[What needs to be done] Restate all of the data exactly.
/---
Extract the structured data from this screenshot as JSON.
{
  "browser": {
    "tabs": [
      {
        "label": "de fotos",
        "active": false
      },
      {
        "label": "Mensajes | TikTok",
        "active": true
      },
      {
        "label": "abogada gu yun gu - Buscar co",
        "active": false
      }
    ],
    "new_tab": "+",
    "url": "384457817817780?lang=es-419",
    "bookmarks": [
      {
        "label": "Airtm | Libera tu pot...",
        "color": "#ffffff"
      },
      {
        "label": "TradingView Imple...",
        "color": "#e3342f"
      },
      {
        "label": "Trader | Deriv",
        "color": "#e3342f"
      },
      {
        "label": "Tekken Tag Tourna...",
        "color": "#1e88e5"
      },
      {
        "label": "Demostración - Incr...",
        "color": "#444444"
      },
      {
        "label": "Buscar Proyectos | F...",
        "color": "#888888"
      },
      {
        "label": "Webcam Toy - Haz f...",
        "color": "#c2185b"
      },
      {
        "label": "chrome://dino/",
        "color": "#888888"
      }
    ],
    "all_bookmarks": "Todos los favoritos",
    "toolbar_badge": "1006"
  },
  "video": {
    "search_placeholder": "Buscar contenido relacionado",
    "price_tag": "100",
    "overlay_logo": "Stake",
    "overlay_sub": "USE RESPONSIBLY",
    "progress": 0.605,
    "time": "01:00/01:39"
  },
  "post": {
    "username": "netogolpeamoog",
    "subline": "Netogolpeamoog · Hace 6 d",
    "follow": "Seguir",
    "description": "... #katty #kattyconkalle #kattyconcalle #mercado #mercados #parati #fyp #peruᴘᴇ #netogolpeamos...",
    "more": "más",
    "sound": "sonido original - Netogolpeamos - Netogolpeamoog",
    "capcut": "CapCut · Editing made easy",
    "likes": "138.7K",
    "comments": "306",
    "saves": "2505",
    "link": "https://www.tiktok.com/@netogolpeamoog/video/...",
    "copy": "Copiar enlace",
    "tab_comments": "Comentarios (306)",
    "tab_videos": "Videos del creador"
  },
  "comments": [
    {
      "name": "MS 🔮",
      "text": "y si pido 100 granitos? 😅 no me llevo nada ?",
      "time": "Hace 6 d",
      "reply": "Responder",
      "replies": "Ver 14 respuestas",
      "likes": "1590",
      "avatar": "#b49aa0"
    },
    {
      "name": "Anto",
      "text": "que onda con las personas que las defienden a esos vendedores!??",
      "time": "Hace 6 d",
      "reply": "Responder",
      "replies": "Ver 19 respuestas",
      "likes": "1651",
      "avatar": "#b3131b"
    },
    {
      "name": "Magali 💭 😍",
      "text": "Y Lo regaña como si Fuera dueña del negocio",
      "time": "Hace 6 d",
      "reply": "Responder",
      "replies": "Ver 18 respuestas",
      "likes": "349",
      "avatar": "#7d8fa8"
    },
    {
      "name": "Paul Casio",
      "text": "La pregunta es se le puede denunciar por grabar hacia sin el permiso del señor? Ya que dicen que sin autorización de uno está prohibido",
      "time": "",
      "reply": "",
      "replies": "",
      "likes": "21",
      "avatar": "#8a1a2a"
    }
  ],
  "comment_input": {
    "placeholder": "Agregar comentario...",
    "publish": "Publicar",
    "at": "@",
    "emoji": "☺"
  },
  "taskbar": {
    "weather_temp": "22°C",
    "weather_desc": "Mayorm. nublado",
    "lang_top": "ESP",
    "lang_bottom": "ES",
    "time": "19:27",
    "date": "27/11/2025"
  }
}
\---
[Exercise response]
Extract the structured data from this screenshot as JSON.
{
  "browser": {
    "tabs": [
      {
        "label": "de fotos",
        "active": false
      },
      {
        "label": "Mensajes | TikTok",
        "active": true
      },
      {
        "label": "abogada gu yun gu - Buscar co",
        "active": false
      }
    ],
    "new_tab": "+",
    "url": "384457817817780?lang=es-419",
    "bookmarks": [
      {
        "label": "Airtm | Libera tu pot...",
        "color": "#ffffff"
      },
      {
        "label": "TradingView Imple...",
        "color": "#e3342f"
      },
      {
        "label": "Trader | Deriv",
        "color": "#e3342f"
      },
      {
        "label": "Tekken Tag Tourna...",
        "color": "#1e88e5"
      },
      {
        "label": "Demostración - Incr...",
        "color": "#444444"
      },
      {
        "label": "Buscar Proyectos | F...",
        "color": "#888888"
      },
      {
        "label": "Webcam Toy - Haz f...",
        "color": "#c2185b"
      },
      {
        "label": "chrome://dino/",
        "color": "#888888"
      }
    ],
    "all_bookmarks": "Todos los favoritos",
    "toolbar_badge": "1006"
  },
  "video": {
    "search_placeholder": "Buscar contenido relacionado",
    "price_tag": "100",
    "overlay_logo": "Stake",
    "overlay_sub": "USE RESPONSIBLY",
    "progress": 0.605,
    "time": "01:00/01:39"
  },
  "post": {
    "username": "netogolpeamoog",
    "subline": "Netogolpeamoog · Hace 6 d",
    "follow": "Seguir",
    "description": "... #katty #kattyconkalle #kattyconcalle #mercado #mercados #parati #fyp #peruᴘᴇ #netogolpeamos...",
    "more": "más",
    "sound": "sonido original - Netogolpeamos - Netogolpeamoog",
    "capcut": "CapCut · Editing made easy",
    "likes": "138.7K",
    "comments": "306",
    "saves": "2505",
    "link": "https://www.tiktok.com/@netogolpeamoog/video/...",
    "copy": "Copiar enlace",
    "tab_comments": "Comentarios (306)",
    "tab_videos": "Videos del creador"
  },
  "comments": [
    {
      "name": "MS 🔮",
      "text": "y si pido 100 granitos? 😅 no me llevo nada ?",
      "time": "Hace 6 d",
      "reply": "Responder",
      "replies": "Ver 14 respuestas",
      "likes": "1590",
      "avatar": "#b49aa0"
    },
    {
      "name": "Anto",
      "text": "que onda con las personas que las defienden a esos vendedores!??",
      "time": "Hace 6 d",
      "reply": "Responder",
      "replies": "Ver 19 respuestas",
      "likes": "1651",
      "avatar": "#b3131b"
    },
    {
      "name": "Magali 💭 😍",
      "text": "Y Lo regaña como si Fuera dueña del negocio",
      "time": "Hace 6 d",
      "reply": "Responder",
      "replies": "Ver 18 respuestas",
      "likes": "349",
      "avatar": "#7d8fa8"
    },
    {
      "name": "Paul Casio",
      "text": "La pregunta es se le puede denunciar por grabar hacia sin el permiso del señor? Ya que dicen que sin autorización de uno está prohibido",
      "time": "",
      "reply": "",
      "replies": "",
      "likes": "21",
      "avatar": "#8a1a2a"
    }
  ],
  "comment_input": {
    "placeholder": "Agregar comentario...",
    "publish": "Publicar",
    "at": "@",
    "emoji": "☺"
  },
  "taskbar": {
    "weather_temp": "22°C",
    "weather_desc": "Mayorm. nublado",
    "lang_top": "ESP",
    "lang_bottom": "ES",
    "time": "19:27",
    "date": "27/11/2025"
  }
}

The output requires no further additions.